> [Problem to work on]
Please rewrite the lines of the records so that every "chevron-right-icon" becomes "arrow-right-icon" and nothing else changes. Leave the pictures out of your answer.

(Entries drawn from a collection)
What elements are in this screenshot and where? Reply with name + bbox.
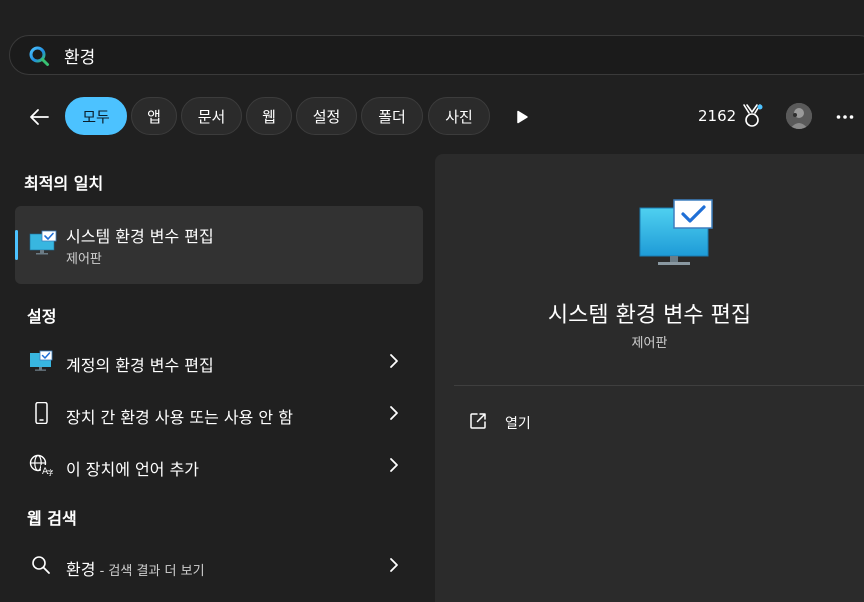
settings-item-add-language[interactable]: A 字 이 장치에 언어 추가 [15, 442, 423, 488]
web-search-result[interactable]: 환경 - 검색 결과 더 보기 [15, 542, 423, 588]
search-icon [32, 556, 50, 574]
best-match-heading: 최적의 일치 [24, 174, 104, 193]
open-action-label: 열기 [505, 416, 531, 432]
settings-item-label: 계정의 환경 변수 편집 [66, 356, 214, 375]
selection-indicator [15, 230, 18, 260]
start-search-window: 모두 앱 문서 웹 설정 폴더 사진 2162 최적의 일치 [0, 0, 864, 602]
chevron-right-icon [390, 558, 398, 572]
back-button[interactable] [24, 102, 54, 132]
web-search-query: 환경 [66, 560, 96, 579]
search-input[interactable] [64, 42, 664, 68]
web-search-heading: 웹 검색 [27, 509, 77, 528]
preview-subtitle: 제어판 [631, 336, 668, 351]
open-external-icon [470, 413, 486, 429]
best-match-subtitle: 제어판 [66, 252, 102, 267]
preview-pane: 시스템 환경 변수 편집 제어판 열기 [435, 154, 864, 602]
best-match-result[interactable]: 시스템 환경 변수 편집 제어판 [15, 206, 423, 284]
best-match-title: 시스템 환경 변수 편집 [66, 227, 214, 246]
monitor-check-icon [30, 350, 53, 371]
settings-item-label: 이 장치에 언어 추가 [66, 460, 200, 479]
filter-tab-web[interactable]: 웹 [246, 97, 292, 135]
web-search-label: 환경 - 검색 결과 더 보기 [66, 556, 205, 580]
play-icon [517, 110, 528, 124]
rewards-medal-icon[interactable] [740, 103, 764, 129]
phone-icon [35, 402, 48, 424]
web-search-suffix: - 검색 결과 더 보기 [95, 564, 205, 579]
monitor-check-icon [29, 230, 57, 255]
preview-title: 시스템 환경 변수 편집 [547, 303, 752, 328]
svg-text:字: 字 [47, 468, 53, 476]
chevron-right-icon [390, 458, 398, 472]
more-options-button[interactable] [832, 104, 858, 130]
chevron-right-icon [390, 406, 398, 420]
settings-heading: 설정 [27, 307, 57, 326]
chevron-right-icon [390, 354, 398, 368]
filter-tab-apps[interactable]: 앱 [131, 97, 177, 135]
ellipsis-icon [836, 115, 854, 119]
arrow-left-icon [30, 109, 49, 125]
rewards-points[interactable]: 2162 [698, 107, 736, 125]
preview-divider [454, 385, 864, 386]
filter-tab-photos[interactable]: 사진 [428, 97, 490, 135]
monitor-check-icon [639, 199, 713, 265]
avatar[interactable] [786, 103, 812, 129]
open-action[interactable]: 열기 [454, 403, 854, 439]
more-filters-button[interactable] [509, 104, 535, 130]
user-avatar-image [786, 103, 812, 129]
filter-tab-settings[interactable]: 설정 [296, 97, 357, 135]
settings-item-label: 장치 간 환경 사용 또는 사용 안 함 [66, 408, 293, 427]
filter-tab-all[interactable]: 모두 [65, 97, 127, 135]
language-icon: A 字 [29, 454, 53, 476]
settings-item-cross-device[interactable]: 장치 간 환경 사용 또는 사용 안 함 [15, 390, 423, 436]
settings-item-account-env-vars[interactable]: 계정의 환경 변수 편집 [15, 338, 423, 384]
search-box[interactable] [9, 35, 864, 75]
filter-tab-documents[interactable]: 문서 [181, 97, 242, 135]
search-icon [29, 46, 49, 66]
filter-tab-folders[interactable]: 폴더 [361, 97, 423, 135]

> [Expected answer]
What elements are in this screenshot and where? Reply with name + bbox.
settings-item-add-language[interactable]: A 字 이 장치에 언어 추가 [15, 442, 423, 488]
web-search-result[interactable]: 환경 - 검색 결과 더 보기 [15, 542, 423, 588]
search-icon [32, 556, 50, 574]
best-match-heading: 최적의 일치 [24, 174, 104, 193]
open-action-label: 열기 [505, 416, 531, 432]
settings-item-label: 계정의 환경 변수 편집 [66, 356, 214, 375]
selection-indicator [15, 230, 18, 260]
start-search-window: 모두 앱 문서 웹 설정 폴더 사진 2162 최적의 일치 [0, 0, 864, 602]
arrow-right-icon [390, 558, 398, 572]
back-button[interactable] [24, 102, 54, 132]
web-search-query: 환경 [66, 560, 96, 579]
search-input[interactable] [64, 42, 664, 68]
web-search-heading: 웹 검색 [27, 509, 77, 528]
preview-subtitle: 제어판 [631, 336, 668, 351]
open-external-icon [470, 413, 486, 429]
best-match-subtitle: 제어판 [66, 252, 102, 267]
preview-pane: 시스템 환경 변수 편집 제어판 열기 [435, 154, 864, 602]
best-match-result[interactable]: 시스템 환경 변수 편집 제어판 [15, 206, 423, 284]
best-match-title: 시스템 환경 변수 편집 [66, 227, 214, 246]
monitor-check-icon [30, 350, 53, 371]
settings-item-label: 이 장치에 언어 추가 [66, 460, 200, 479]
filter-tab-web[interactable]: 웹 [246, 97, 292, 135]
web-search-label: 환경 - 검색 결과 더 보기 [66, 556, 205, 580]
play-icon [517, 110, 528, 124]
rewards-medal-icon[interactable] [740, 103, 764, 129]
phone-icon [35, 402, 48, 424]
web-search-suffix: - 검색 결과 더 보기 [95, 564, 205, 579]
monitor-check-icon [29, 230, 57, 255]
preview-title: 시스템 환경 변수 편집 [547, 303, 752, 328]
svg-text:字: 字 [47, 468, 53, 476]
arrow-right-icon [390, 458, 398, 472]
more-options-button[interactable] [832, 104, 858, 130]
arrow-right-icon [390, 406, 398, 420]
settings-heading: 설정 [27, 307, 57, 326]
arrow-right-icon [390, 354, 398, 368]
filter-tab-apps[interactable]: 앱 [131, 97, 177, 135]
ellipsis-icon [836, 115, 854, 119]
arrow-left-icon [30, 109, 49, 125]
rewards-points[interactable]: 2162 [698, 107, 736, 125]
preview-divider [454, 385, 864, 386]
filter-tab-photos[interactable]: 사진 [428, 97, 490, 135]
monitor-check-icon [639, 199, 713, 265]
avatar[interactable] [786, 103, 812, 129]
open-action[interactable]: 열기 [454, 403, 854, 439]
more-filters-button[interactable] [509, 104, 535, 130]
user-avatar-image [786, 103, 812, 129]
filter-tab-settings[interactable]: 설정 [296, 97, 357, 135]
settings-item-label: 장치 간 환경 사용 또는 사용 안 함 [66, 408, 293, 427]
filter-tab-all[interactable]: 모두 [65, 97, 127, 135]
language-icon: A 字 [29, 454, 53, 476]
settings-item-cross-device[interactable]: 장치 간 환경 사용 또는 사용 안 함 [15, 390, 423, 436]
settings-item-account-env-vars[interactable]: 계정의 환경 변수 편집 [15, 338, 423, 384]
search-box[interactable] [9, 35, 864, 75]
filter-tab-documents[interactable]: 문서 [181, 97, 242, 135]
search-icon [29, 46, 49, 66]
filter-tab-folders[interactable]: 폴더 [361, 97, 423, 135]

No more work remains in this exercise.